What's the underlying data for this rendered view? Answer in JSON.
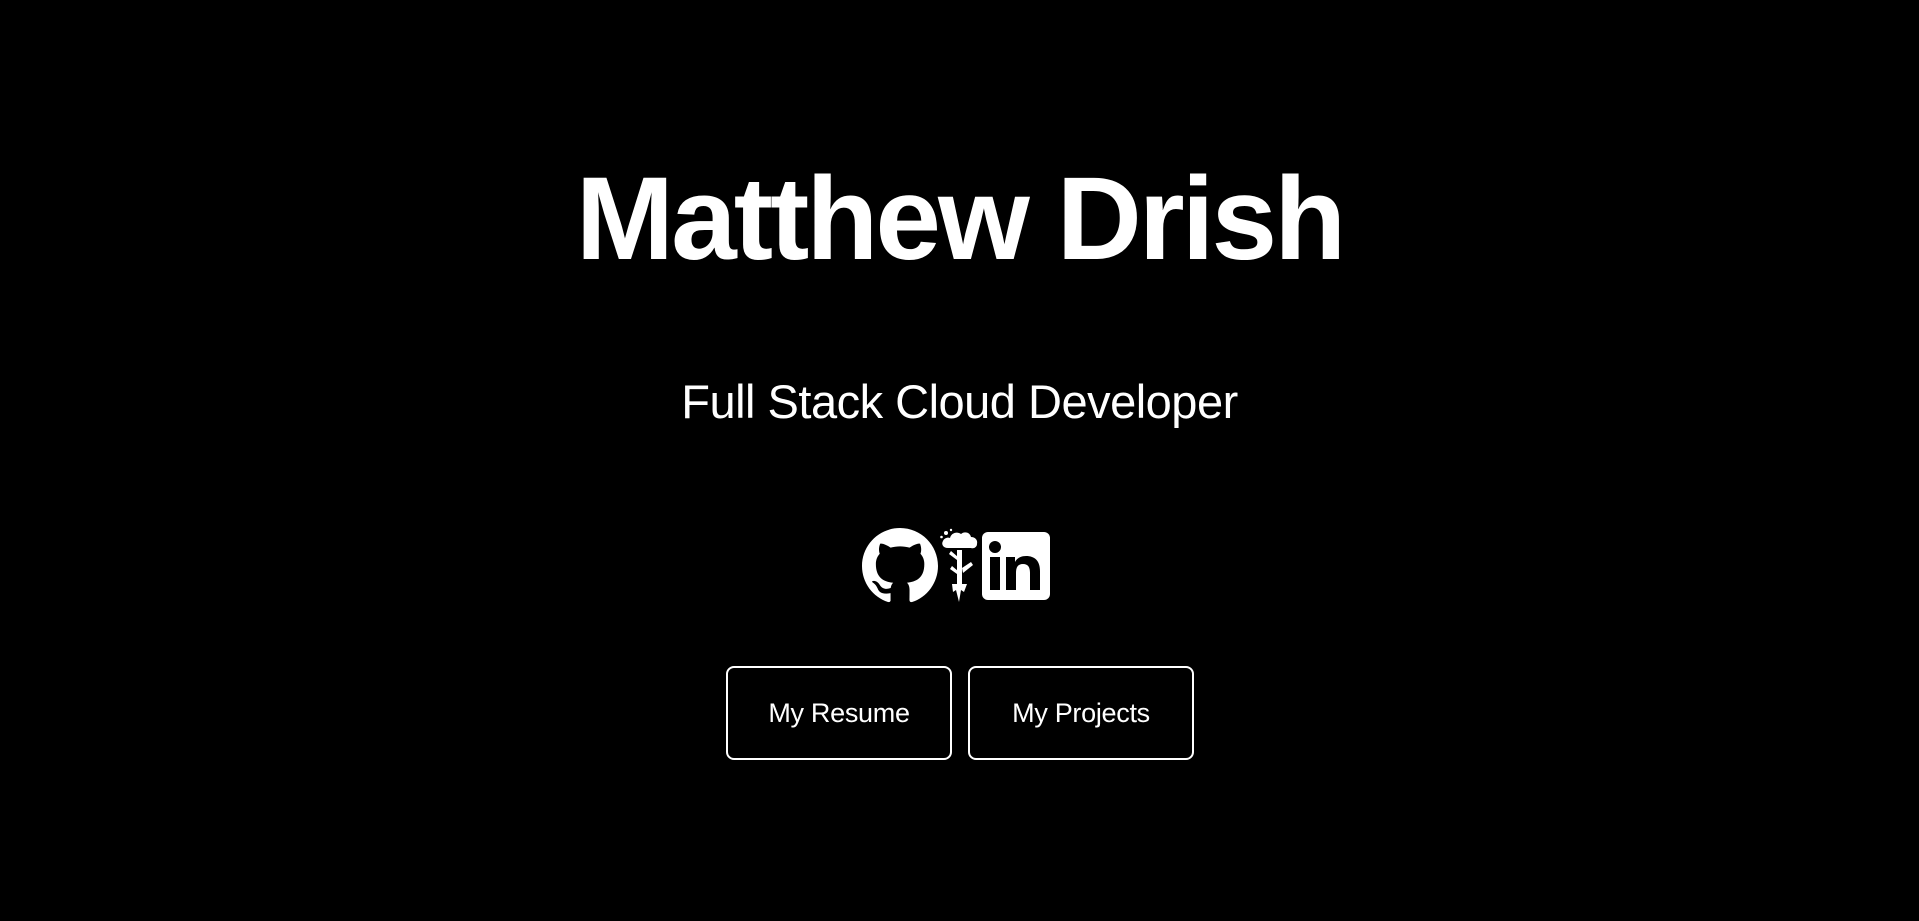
{
  "header": {
    "name": "Matthew Drish",
    "tagline": "Full Stack Cloud Developer"
  },
  "social": [
    {
      "icon": "github-icon",
      "label": "GitHub"
    },
    {
      "icon": "cloud-tree-icon",
      "label": "Cloud"
    },
    {
      "icon": "linkedin-icon",
      "label": "LinkedIn"
    }
  ],
  "buttons": {
    "resume_label": "My Resume",
    "projects_label": "My Projects"
  },
  "colors": {
    "background": "#000000",
    "foreground": "#ffffff"
  }
}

* **SHORT EXERCISE**
Return every line holding the word "icon" from the records.

* **THE SOLUTION**
      "icon": "github-icon",
      "icon": "cloud-tree-icon",
      "icon": "linkedin-icon",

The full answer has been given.